#### TASK INPUTS:
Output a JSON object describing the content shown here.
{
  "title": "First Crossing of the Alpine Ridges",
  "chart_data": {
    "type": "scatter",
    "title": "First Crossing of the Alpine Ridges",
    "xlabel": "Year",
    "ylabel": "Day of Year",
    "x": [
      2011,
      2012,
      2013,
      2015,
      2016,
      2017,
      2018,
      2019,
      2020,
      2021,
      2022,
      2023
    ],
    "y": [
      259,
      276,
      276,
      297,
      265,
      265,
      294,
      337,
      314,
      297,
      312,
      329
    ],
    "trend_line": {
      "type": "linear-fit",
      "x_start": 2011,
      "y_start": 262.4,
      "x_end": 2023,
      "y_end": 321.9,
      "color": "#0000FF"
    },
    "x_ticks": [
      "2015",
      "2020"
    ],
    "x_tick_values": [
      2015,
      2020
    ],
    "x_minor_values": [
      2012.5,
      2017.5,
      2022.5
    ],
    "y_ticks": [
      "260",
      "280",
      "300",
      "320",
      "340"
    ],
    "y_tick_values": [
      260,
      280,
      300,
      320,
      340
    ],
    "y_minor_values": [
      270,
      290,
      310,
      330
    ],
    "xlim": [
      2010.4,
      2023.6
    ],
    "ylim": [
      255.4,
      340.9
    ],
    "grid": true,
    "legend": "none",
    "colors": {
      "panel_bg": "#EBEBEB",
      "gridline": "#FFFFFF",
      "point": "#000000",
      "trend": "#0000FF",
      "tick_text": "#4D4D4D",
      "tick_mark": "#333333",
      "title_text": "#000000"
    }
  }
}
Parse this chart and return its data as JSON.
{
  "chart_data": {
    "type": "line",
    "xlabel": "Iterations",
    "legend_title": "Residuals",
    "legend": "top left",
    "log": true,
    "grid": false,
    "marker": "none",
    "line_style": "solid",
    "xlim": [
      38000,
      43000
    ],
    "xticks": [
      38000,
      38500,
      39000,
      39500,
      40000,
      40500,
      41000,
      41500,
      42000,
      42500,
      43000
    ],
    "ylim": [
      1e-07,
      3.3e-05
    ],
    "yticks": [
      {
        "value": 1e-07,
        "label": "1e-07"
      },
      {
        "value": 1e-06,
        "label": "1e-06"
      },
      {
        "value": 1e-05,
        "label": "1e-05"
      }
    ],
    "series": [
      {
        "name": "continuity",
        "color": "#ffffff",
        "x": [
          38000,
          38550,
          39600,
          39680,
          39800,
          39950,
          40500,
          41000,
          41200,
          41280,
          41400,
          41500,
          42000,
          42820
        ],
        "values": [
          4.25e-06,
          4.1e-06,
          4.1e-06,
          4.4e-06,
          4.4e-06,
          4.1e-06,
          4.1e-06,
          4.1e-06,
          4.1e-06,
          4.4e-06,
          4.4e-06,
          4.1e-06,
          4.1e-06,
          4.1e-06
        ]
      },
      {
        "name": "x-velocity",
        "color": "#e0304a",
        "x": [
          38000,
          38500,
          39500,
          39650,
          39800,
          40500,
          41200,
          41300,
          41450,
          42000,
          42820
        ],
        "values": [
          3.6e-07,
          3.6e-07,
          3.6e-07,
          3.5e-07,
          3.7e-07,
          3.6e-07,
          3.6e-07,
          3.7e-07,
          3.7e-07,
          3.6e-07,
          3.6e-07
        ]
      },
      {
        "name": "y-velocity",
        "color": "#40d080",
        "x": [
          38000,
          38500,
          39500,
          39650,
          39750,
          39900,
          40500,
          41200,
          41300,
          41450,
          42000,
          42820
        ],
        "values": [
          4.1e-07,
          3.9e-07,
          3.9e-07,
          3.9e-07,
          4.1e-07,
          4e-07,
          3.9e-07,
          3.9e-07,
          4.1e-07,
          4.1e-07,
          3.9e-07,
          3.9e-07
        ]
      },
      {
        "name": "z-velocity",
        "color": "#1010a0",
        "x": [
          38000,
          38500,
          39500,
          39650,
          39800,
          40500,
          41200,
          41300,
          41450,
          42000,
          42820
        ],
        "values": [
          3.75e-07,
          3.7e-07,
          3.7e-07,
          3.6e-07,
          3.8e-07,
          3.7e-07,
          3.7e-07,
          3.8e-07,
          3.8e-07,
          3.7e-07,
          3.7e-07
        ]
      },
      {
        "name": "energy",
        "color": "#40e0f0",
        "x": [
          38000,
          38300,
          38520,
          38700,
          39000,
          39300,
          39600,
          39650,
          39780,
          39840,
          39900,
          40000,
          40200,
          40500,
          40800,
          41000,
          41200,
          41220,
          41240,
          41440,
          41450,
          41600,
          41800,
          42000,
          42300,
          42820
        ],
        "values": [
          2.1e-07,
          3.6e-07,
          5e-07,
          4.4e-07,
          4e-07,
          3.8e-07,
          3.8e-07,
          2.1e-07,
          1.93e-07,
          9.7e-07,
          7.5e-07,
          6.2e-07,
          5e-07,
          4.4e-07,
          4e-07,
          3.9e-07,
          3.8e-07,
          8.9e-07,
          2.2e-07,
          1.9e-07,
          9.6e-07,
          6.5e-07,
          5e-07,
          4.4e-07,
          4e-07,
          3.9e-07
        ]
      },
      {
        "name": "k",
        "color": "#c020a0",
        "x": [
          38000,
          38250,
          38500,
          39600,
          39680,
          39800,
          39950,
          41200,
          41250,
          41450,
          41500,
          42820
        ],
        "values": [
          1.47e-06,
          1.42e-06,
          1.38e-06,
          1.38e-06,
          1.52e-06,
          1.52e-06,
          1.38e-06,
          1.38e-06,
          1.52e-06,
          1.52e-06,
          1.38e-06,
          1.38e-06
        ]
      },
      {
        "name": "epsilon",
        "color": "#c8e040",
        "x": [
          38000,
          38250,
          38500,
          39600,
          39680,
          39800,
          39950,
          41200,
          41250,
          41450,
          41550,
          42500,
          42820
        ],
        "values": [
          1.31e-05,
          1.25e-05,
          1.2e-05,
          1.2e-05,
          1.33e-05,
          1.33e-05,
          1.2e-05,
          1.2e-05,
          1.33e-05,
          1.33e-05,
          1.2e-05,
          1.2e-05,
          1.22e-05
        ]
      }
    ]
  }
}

#### WHAT THE TASK ASKS:
Every record above needs to be repeated word for word.

#### IN RESPONSE:
Output a JSON object describing the content shown here.
{
  "title": "First Crossing of the Alpine Ridges",
  "chart_data": {
    "type": "scatter",
    "title": "First Crossing of the Alpine Ridges",
    "xlabel": "Year",
    "ylabel": "Day of Year",
    "x": [
      2011,
      2012,
      2013,
      2015,
      2016,
      2017,
      2018,
      2019,
      2020,
      2021,
      2022,
      2023
    ],
    "y": [
      259,
      276,
      276,
      297,
      265,
      265,
      294,
      337,
      314,
      297,
      312,
      329
    ],
    "trend_line": {
      "type": "linear-fit",
      "x_start": 2011,
      "y_start": 262.4,
      "x_end": 2023,
      "y_end": 321.9,
      "color": "#0000FF"
    },
    "x_ticks": [
      "2015",
      "2020"
    ],
    "x_tick_values": [
      2015,
      2020
    ],
    "x_minor_values": [
      2012.5,
      2017.5,
      2022.5
    ],
    "y_ticks": [
      "260",
      "280",
      "300",
      "320",
      "340"
    ],
    "y_tick_values": [
      260,
      280,
      300,
      320,
      340
    ],
    "y_minor_values": [
      270,
      290,
      310,
      330
    ],
    "xlim": [
      2010.4,
      2023.6
    ],
    "ylim": [
      255.4,
      340.9
    ],
    "grid": true,
    "legend": "none",
    "colors": {
      "panel_bg": "#EBEBEB",
      "gridline": "#FFFFFF",
      "point": "#000000",
      "trend": "#0000FF",
      "tick_text": "#4D4D4D",
      "tick_mark": "#333333",
      "title_text": "#000000"
    }
  }
}
Parse this chart and return its data as JSON.
{
  "chart_data": {
    "type": "line",
    "xlabel": "Iterations",
    "legend_title": "Residuals",
    "legend": "top left",
    "log": true,
    "grid": false,
    "marker": "none",
    "line_style": "solid",
    "xlim": [
      38000,
      43000
    ],
    "xticks": [
      38000,
      38500,
      39000,
      39500,
      40000,
      40500,
      41000,
      41500,
      42000,
      42500,
      43000
    ],
    "ylim": [
      1e-07,
      3.3e-05
    ],
    "yticks": [
      {
        "value": 1e-07,
        "label": "1e-07"
      },
      {
        "value": 1e-06,
        "label": "1e-06"
      },
      {
        "value": 1e-05,
        "label": "1e-05"
      }
    ],
    "series": [
      {
        "name": "continuity",
        "color": "#ffffff",
        "x": [
          38000,
          38550,
          39600,
          39680,
          39800,
          39950,
          40500,
          41000,
          41200,
          41280,
          41400,
          41500,
          42000,
          42820
        ],
        "values": [
          4.25e-06,
          4.1e-06,
          4.1e-06,
          4.4e-06,
          4.4e-06,
          4.1e-06,
          4.1e-06,
          4.1e-06,
          4.1e-06,
          4.4e-06,
          4.4e-06,
          4.1e-06,
          4.1e-06,
          4.1e-06
        ]
      },
      {
        "name": "x-velocity",
        "color": "#e0304a",
        "x": [
          38000,
          38500,
          39500,
          39650,
          39800,
          40500,
          41200,
          41300,
          41450,
          42000,
          42820
        ],
        "values": [
          3.6e-07,
          3.6e-07,
          3.6e-07,
          3.5e-07,
          3.7e-07,
          3.6e-07,
          3.6e-07,
          3.7e-07,
          3.7e-07,
          3.6e-07,
          3.6e-07
        ]
      },
      {
        "name": "y-velocity",
        "color": "#40d080",
        "x": [
          38000,
          38500,
          39500,
          39650,
          39750,
          39900,
          40500,
          41200,
          41300,
          41450,
          42000,
          42820
        ],
        "values": [
          4.1e-07,
          3.9e-07,
          3.9e-07,
          3.9e-07,
          4.1e-07,
          4e-07,
          3.9e-07,
          3.9e-07,
          4.1e-07,
          4.1e-07,
          3.9e-07,
          3.9e-07
        ]
      },
      {
        "name": "z-velocity",
        "color": "#1010a0",
        "x": [
          38000,
          38500,
          39500,
          39650,
          39800,
          40500,
          41200,
          41300,
          41450,
          42000,
          42820
        ],
        "values": [
          3.75e-07,
          3.7e-07,
          3.7e-07,
          3.6e-07,
          3.8e-07,
          3.7e-07,
          3.7e-07,
          3.8e-07,
          3.8e-07,
          3.7e-07,
          3.7e-07
        ]
      },
      {
        "name": "energy",
        "color": "#40e0f0",
        "x": [
          38000,
          38300,
          38520,
          38700,
          39000,
          39300,
          39600,
          39650,
          39780,
          39840,
          39900,
          40000,
          40200,
          40500,
          40800,
          41000,
          41200,
          41220,
          41240,
          41440,
          41450,
          41600,
          41800,
          42000,
          42300,
          42820
        ],
        "values": [
          2.1e-07,
          3.6e-07,
          5e-07,
          4.4e-07,
          4e-07,
          3.8e-07,
          3.8e-07,
          2.1e-07,
          1.93e-07,
          9.7e-07,
          7.5e-07,
          6.2e-07,
          5e-07,
          4.4e-07,
          4e-07,
          3.9e-07,
          3.8e-07,
          8.9e-07,
          2.2e-07,
          1.9e-07,
          9.6e-07,
          6.5e-07,
          5e-07,
          4.4e-07,
          4e-07,
          3.9e-07
        ]
      },
      {
        "name": "k",
        "color": "#c020a0",
        "x": [
          38000,
          38250,
          38500,
          39600,
          39680,
          39800,
          39950,
          41200,
          41250,
          41450,
          41500,
          42820
        ],
        "values": [
          1.47e-06,
          1.42e-06,
          1.38e-06,
          1.38e-06,
          1.52e-06,
          1.52e-06,
          1.38e-06,
          1.38e-06,
          1.52e-06,
          1.52e-06,
          1.38e-06,
          1.38e-06
        ]
      },
      {
        "name": "epsilon",
        "color": "#c8e040",
        "x": [
          38000,
          38250,
          38500,
          39600,
          39680,
          39800,
          39950,
          41200,
          41250,
          41450,
          41550,
          42500,
          42820
        ],
        "values": [
          1.31e-05,
          1.25e-05,
          1.2e-05,
          1.2e-05,
          1.33e-05,
          1.33e-05,
          1.2e-05,
          1.2e-05,
          1.33e-05,
          1.33e-05,
          1.2e-05,
          1.2e-05,
          1.22e-05
        ]
      }
    ]
  }
}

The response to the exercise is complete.